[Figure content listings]
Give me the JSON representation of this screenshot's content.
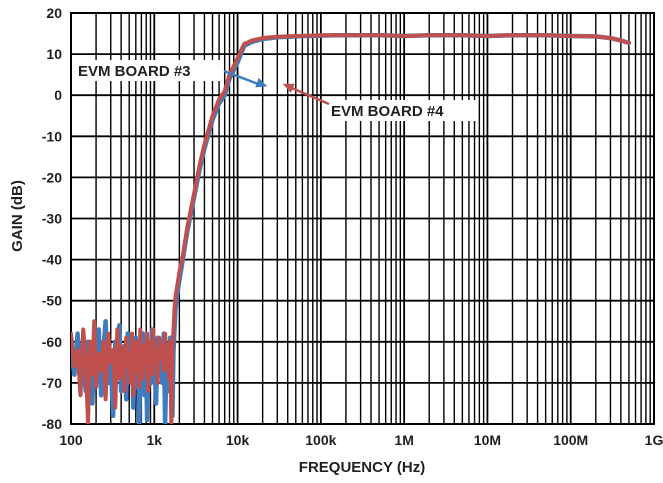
{
  "chart_data": {
    "type": "line",
    "title": "",
    "xlabel": "FREQUENCY (Hz)",
    "ylabel": "GAIN (dB)",
    "xscale": "log",
    "xlim": [
      100,
      1000000000
    ],
    "ylim": [
      -80,
      20
    ],
    "grid": true,
    "xtick_labels": [
      "100",
      "1k",
      "10k",
      "100k",
      "1M",
      "10M",
      "100M",
      "1G"
    ],
    "ytick_labels": [
      "20",
      "10",
      "0",
      "-10",
      "-20",
      "-30",
      "-40",
      "-50",
      "-60",
      "-70",
      "-80"
    ],
    "colors": {
      "evm3": "#3d7cc0",
      "evm4": "#c0504d",
      "grid": "#000000"
    },
    "annotations": [
      {
        "id": "evm3",
        "text": "EVM BOARD #3",
        "points_to": [
          24000,
          2
        ]
      },
      {
        "id": "evm4",
        "text": "EVM BOARD #4",
        "points_to": [
          33000,
          3
        ]
      }
    ],
    "series": [
      {
        "name": "EVM BOARD #3",
        "color": "#3d7cc0",
        "x": [
          100,
          110,
          120,
          130,
          140,
          150,
          160,
          170,
          180,
          190,
          200,
          215,
          230,
          245,
          260,
          280,
          300,
          320,
          340,
          360,
          380,
          400,
          420,
          440,
          460,
          480,
          500,
          520,
          540,
          560,
          580,
          600,
          620,
          640,
          660,
          680,
          700,
          730,
          760,
          790,
          820,
          850,
          880,
          910,
          940,
          970,
          1000,
          1050,
          1100,
          1150,
          1200,
          1250,
          1300,
          1350,
          1400,
          1450,
          1500,
          1550,
          1600,
          1650,
          1700,
          1750,
          1800,
          1900,
          2000,
          2200,
          2500,
          3000,
          3500,
          4000,
          5000,
          6000,
          7000,
          8000,
          10000,
          12000,
          15000,
          20000,
          25000,
          30000,
          40000,
          50000,
          60000,
          70000,
          80000,
          100000,
          150000,
          200000,
          300000,
          500000,
          1000000,
          2000000,
          5000000,
          10000000,
          20000000,
          50000000,
          100000000,
          200000000,
          300000000,
          400000000,
          500000000
        ],
        "y": [
          -62,
          -68,
          -58,
          -70,
          -64,
          -72,
          -60,
          -66,
          -75,
          -63,
          -69,
          -57,
          -73,
          -62,
          -55,
          -70,
          -65,
          -78,
          -60,
          -68,
          -56,
          -72,
          -64,
          -61,
          -74,
          -58,
          -69,
          -66,
          -60,
          -76,
          -63,
          -59,
          -71,
          -65,
          -80,
          -62,
          -67,
          -58,
          -73,
          -61,
          -79,
          -64,
          -60,
          -70,
          -57,
          -66,
          -62,
          -75,
          -59,
          -68,
          -63,
          -70,
          -58,
          -80,
          -65,
          -61,
          -72,
          -59,
          -66,
          -78,
          -62,
          -57,
          -52,
          -48,
          -45,
          -40,
          -33,
          -25,
          -18,
          -13,
          -6,
          -2,
          0,
          4,
          8,
          12,
          13,
          13.7,
          13.9,
          14.1,
          14.2,
          14.3,
          14.4,
          14.4,
          14.4,
          14.5,
          14.6,
          14.6,
          14.6,
          14.6,
          14.4,
          14.6,
          14.6,
          14.4,
          14.6,
          14.6,
          14.4,
          14.3,
          13.9,
          13.3,
          12.7
        ]
      },
      {
        "name": "EVM BOARD #4",
        "color": "#c0504d",
        "x": [
          100,
          110,
          120,
          130,
          140,
          150,
          160,
          170,
          180,
          190,
          200,
          215,
          230,
          245,
          260,
          280,
          300,
          320,
          340,
          360,
          380,
          400,
          420,
          440,
          460,
          480,
          500,
          520,
          540,
          560,
          580,
          600,
          620,
          640,
          660,
          680,
          700,
          730,
          760,
          790,
          820,
          850,
          880,
          910,
          940,
          970,
          1000,
          1050,
          1100,
          1150,
          1200,
          1250,
          1300,
          1350,
          1400,
          1450,
          1500,
          1550,
          1600,
          1650,
          1700,
          1750,
          1800,
          1900,
          2000,
          2200,
          2500,
          3000,
          3500,
          4000,
          5000,
          6000,
          7000,
          8000,
          10000,
          12000,
          15000,
          20000,
          25000,
          30000,
          40000,
          50000,
          60000,
          70000,
          80000,
          100000,
          150000,
          200000,
          300000,
          500000,
          1000000,
          2000000,
          5000000,
          10000000,
          20000000,
          50000000,
          100000000,
          200000000,
          300000000,
          400000000,
          500000000
        ],
        "y": [
          -58,
          -66,
          -62,
          -73,
          -57,
          -64,
          -80,
          -60,
          -68,
          -55,
          -71,
          -63,
          -67,
          -60,
          -74,
          -58,
          -65,
          -62,
          -76,
          -57,
          -69,
          -61,
          -64,
          -72,
          -59,
          -66,
          -63,
          -70,
          -58,
          -73,
          -65,
          -60,
          -67,
          -62,
          -71,
          -57,
          -64,
          -69,
          -61,
          -66,
          -58,
          -72,
          -63,
          -60,
          -68,
          -57,
          -65,
          -62,
          -70,
          -59,
          -64,
          -61,
          -67,
          -58,
          -66,
          -63,
          -69,
          -60,
          -80,
          -62,
          -57,
          -52,
          -49,
          -46,
          -43,
          -39,
          -32,
          -24,
          -17,
          -12,
          -5,
          -1,
          1,
          5,
          9,
          12.5,
          13.3,
          13.9,
          14.1,
          14.2,
          14.3,
          14.4,
          14.4,
          14.5,
          14.5,
          14.6,
          14.6,
          14.6,
          14.6,
          14.6,
          14.4,
          14.6,
          14.6,
          14.4,
          14.6,
          14.6,
          14.4,
          14.3,
          13.9,
          13.3,
          12.7
        ]
      }
    ]
  }
}
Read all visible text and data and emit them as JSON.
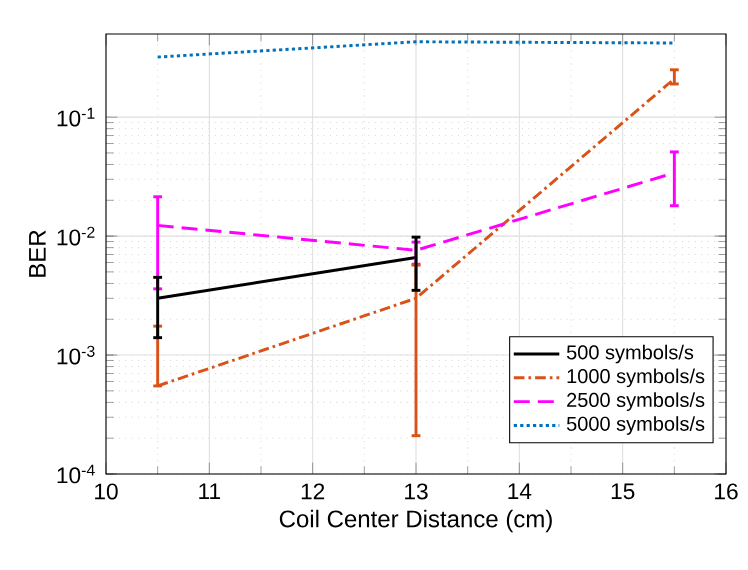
{
  "chart_data": {
    "type": "line",
    "xlabel": "Coil Center Distance (cm)",
    "ylabel": "BER",
    "log": "y",
    "grid": true,
    "legend": "bottom right",
    "marker": "none",
    "x": [
      10.5,
      13,
      15.5
    ],
    "xlim": [
      10,
      16
    ],
    "xticks": [
      10,
      11,
      12,
      13,
      14,
      15,
      16
    ],
    "ylim": [
      0.0001,
      0.5
    ],
    "yticks": [
      {
        "value": 0.0001,
        "label": "10$^{-4}$"
      },
      {
        "value": 0.001,
        "label": "10$^{-3}$"
      },
      {
        "value": 0.01,
        "label": "10$^{-2}$"
      },
      {
        "value": 0.1,
        "label": "10$^{-1}$"
      }
    ],
    "series": [
      {
        "name": "500 symbols/s",
        "color": "#000000",
        "line_style": "solid",
        "x": [
          10.5,
          13
        ],
        "values": [
          0.003,
          0.0066
        ],
        "errors": [
          [
            0.0014,
            0.0045
          ],
          [
            0.0035,
            0.0098
          ]
        ]
      },
      {
        "name": "1000 symbols/s",
        "color": "#d95319",
        "line_style": "dashdot",
        "values": [
          0.00055,
          0.003,
          0.21
        ],
        "errors": [
          [
            0.00055,
            0.00175
          ],
          [
            0.00021,
            0.0057
          ],
          [
            0.19,
            0.25
          ]
        ]
      },
      {
        "name": "2500 symbols/s",
        "color": "#ff00ff",
        "line_style": "dashed",
        "values": [
          0.0123,
          0.0076,
          0.034
        ],
        "errors": [
          [
            0.0036,
            0.0214
          ],
          [
            0.0058,
            0.0089
          ],
          [
            0.018,
            0.051
          ]
        ]
      },
      {
        "name": "5000 symbols/s",
        "color": "#0072bd",
        "line_style": "dotted",
        "values": [
          0.32,
          0.43,
          0.42
        ]
      }
    ]
  }
}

### Aim of the task
Quote the full listing above word for word; exclude every picture from the copy.

### Written reply
Give me the JSON representation of this screenshot's content.
{
  "chart_data": {
    "type": "line",
    "title": "",
    "xlabel": "FREQUENCY (Hz)",
    "ylabel": "GAIN (dB)",
    "xscale": "log",
    "xlim": [
      100,
      1000000000
    ],
    "ylim": [
      -80,
      20
    ],
    "grid": true,
    "xtick_labels": [
      "100",
      "1k",
      "10k",
      "100k",
      "1M",
      "10M",
      "100M",
      "1G"
    ],
    "ytick_labels": [
      "20",
      "10",
      "0",
      "-10",
      "-20",
      "-30",
      "-40",
      "-50",
      "-60",
      "-70",
      "-80"
    ],
    "colors": {
      "evm3": "#3d7cc0",
      "evm4": "#c0504d",
      "grid": "#000000"
    },
    "annotations": [
      {
        "id": "evm3",
        "text": "EVM BOARD #3",
        "points_to": [
          24000,
          2
        ]
      },
      {
        "id": "evm4",
        "text": "EVM BOARD #4",
        "points_to": [
          33000,
          3
        ]
      }
    ],
    "series": [
      {
        "name": "EVM BOARD #3",
        "color": "#3d7cc0",
        "x": [
          100,
          110,
          120,
          130,
          140,
          150,
          160,
          170,
          180,
          190,
          200,
          215,
          230,
          245,
          260,
          280,
          300,
          320,
          340,
          360,
          380,
          400,
          420,
          440,
          460,
          480,
          500,
          520,
          540,
          560,
          580,
          600,
          620,
          640,
          660,
          680,
          700,
          730,
          760,
          790,
          820,
          850,
          880,
          910,
          940,
          970,
          1000,
          1050,
          1100,
          1150,
          1200,
          1250,
          1300,
          1350,
          1400,
          1450,
          1500,
          1550,
          1600,
          1650,
          1700,
          1750,
          1800,
          1900,
          2000,
          2200,
          2500,
          3000,
          3500,
          4000,
          5000,
          6000,
          7000,
          8000,
          10000,
          12000,
          15000,
          20000,
          25000,
          30000,
          40000,
          50000,
          60000,
          70000,
          80000,
          100000,
          150000,
          200000,
          300000,
          500000,
          1000000,
          2000000,
          5000000,
          10000000,
          20000000,
          50000000,
          100000000,
          200000000,
          300000000,
          400000000,
          500000000
        ],
        "y": [
          -62,
          -68,
          -58,
          -70,
          -64,
          -72,
          -60,
          -66,
          -75,
          -63,
          -69,
          -57,
          -73,
          -62,
          -55,
          -70,
          -65,
          -78,
          -60,
          -68,
          -56,
          -72,
          -64,
          -61,
          -74,
          -58,
          -69,
          -66,
          -60,
          -76,
          -63,
          -59,
          -71,
          -65,
          -80,
          -62,
          -67,
          -58,
          -73,
          -61,
          -79,
          -64,
          -60,
          -70,
          -57,
          -66,
          -62,
          -75,
          -59,
          -68,
          -63,
          -70,
          -58,
          -80,
          -65,
          -61,
          -72,
          -59,
          -66,
          -78,
          -62,
          -57,
          -52,
          -48,
          -45,
          -40,
          -33,
          -25,
          -18,
          -13,
          -6,
          -2,
          0,
          4,
          8,
          12,
          13,
          13.7,
          13.9,
          14.1,
          14.2,
          14.3,
          14.4,
          14.4,
          14.4,
          14.5,
          14.6,
          14.6,
          14.6,
          14.6,
          14.4,
          14.6,
          14.6,
          14.4,
          14.6,
          14.6,
          14.4,
          14.3,
          13.9,
          13.3,
          12.7
        ]
      },
      {
        "name": "EVM BOARD #4",
        "color": "#c0504d",
        "x": [
          100,
          110,
          120,
          130,
          140,
          150,
          160,
          170,
          180,
          190,
          200,
          215,
          230,
          245,
          260,
          280,
          300,
          320,
          340,
          360,
          380,
          400,
          420,
          440,
          460,
          480,
          500,
          520,
          540,
          560,
          580,
          600,
          620,
          640,
          660,
          680,
          700,
          730,
          760,
          790,
          820,
          850,
          880,
          910,
          940,
          970,
          1000,
          1050,
          1100,
          1150,
          1200,
          1250,
          1300,
          1350,
          1400,
          1450,
          1500,
          1550,
          1600,
          1650,
          1700,
          1750,
          1800,
          1900,
          2000,
          2200,
          2500,
          3000,
          3500,
          4000,
          5000,
          6000,
          7000,
          8000,
          10000,
          12000,
          15000,
          20000,
          25000,
          30000,
          40000,
          50000,
          60000,
          70000,
          80000,
          100000,
          150000,
          200000,
          300000,
          500000,
          1000000,
          2000000,
          5000000,
          10000000,
          20000000,
          50000000,
          100000000,
          200000000,
          300000000,
          400000000,
          500000000
        ],
        "y": [
          -58,
          -66,
          -62,
          -73,
          -57,
          -64,
          -80,
          -60,
          -68,
          -55,
          -71,
          -63,
          -67,
          -60,
          -74,
          -58,
          -65,
          -62,
          -76,
          -57,
          -69,
          -61,
          -64,
          -72,
          -59,
          -66,
          -63,
          -70,
          -58,
          -73,
          -65,
          -60,
          -67,
          -62,
          -71,
          -57,
          -64,
          -69,
          -61,
          -66,
          -58,
          -72,
          -63,
          -60,
          -68,
          -57,
          -65,
          -62,
          -70,
          -59,
          -64,
          -61,
          -67,
          -58,
          -66,
          -63,
          -69,
          -60,
          -80,
          -62,
          -57,
          -52,
          -49,
          -46,
          -43,
          -39,
          -32,
          -24,
          -17,
          -12,
          -5,
          -1,
          1,
          5,
          9,
          12.5,
          13.3,
          13.9,
          14.1,
          14.2,
          14.3,
          14.4,
          14.4,
          14.5,
          14.5,
          14.6,
          14.6,
          14.6,
          14.6,
          14.6,
          14.4,
          14.6,
          14.6,
          14.4,
          14.6,
          14.6,
          14.4,
          14.3,
          13.9,
          13.3,
          12.7
        ]
      }
    ]
  }
}
Read all visible text and data and emit them as JSON.
{
  "chart_data": {
    "type": "line",
    "xlabel": "Coil Center Distance (cm)",
    "ylabel": "BER",
    "log": "y",
    "grid": true,
    "legend": "bottom right",
    "marker": "none",
    "x": [
      10.5,
      13,
      15.5
    ],
    "xlim": [
      10,
      16
    ],
    "xticks": [
      10,
      11,
      12,
      13,
      14,
      15,
      16
    ],
    "ylim": [
      0.0001,
      0.5
    ],
    "yticks": [
      {
        "value": 0.0001,
        "label": "10$^{-4}$"
      },
      {
        "value": 0.001,
        "label": "10$^{-3}$"
      },
      {
        "value": 0.01,
        "label": "10$^{-2}$"
      },
      {
        "value": 0.1,
        "label": "10$^{-1}$"
      }
    ],
    "series": [
      {
        "name": "500 symbols/s",
        "color": "#000000",
        "line_style": "solid",
        "x": [
          10.5,
          13
        ],
        "values": [
          0.003,
          0.0066
        ],
        "errors": [
          [
            0.0014,
            0.0045
          ],
          [
            0.0035,
            0.0098
          ]
        ]
      },
      {
        "name": "1000 symbols/s",
        "color": "#d95319",
        "line_style": "dashdot",
        "values": [
          0.00055,
          0.003,
          0.21
        ],
        "errors": [
          [
            0.00055,
            0.00175
          ],
          [
            0.00021,
            0.0057
          ],
          [
            0.19,
            0.25
          ]
        ]
      },
      {
        "name": "2500 symbols/s",
        "color": "#ff00ff",
        "line_style": "dashed",
        "values": [
          0.0123,
          0.0076,
          0.034
        ],
        "errors": [
          [
            0.0036,
            0.0214
          ],
          [
            0.0058,
            0.0089
          ],
          [
            0.018,
            0.051
          ]
        ]
      },
      {
        "name": "5000 symbols/s",
        "color": "#0072bd",
        "line_style": "dotted",
        "values": [
          0.32,
          0.43,
          0.42
        ]
      }
    ]
  }
}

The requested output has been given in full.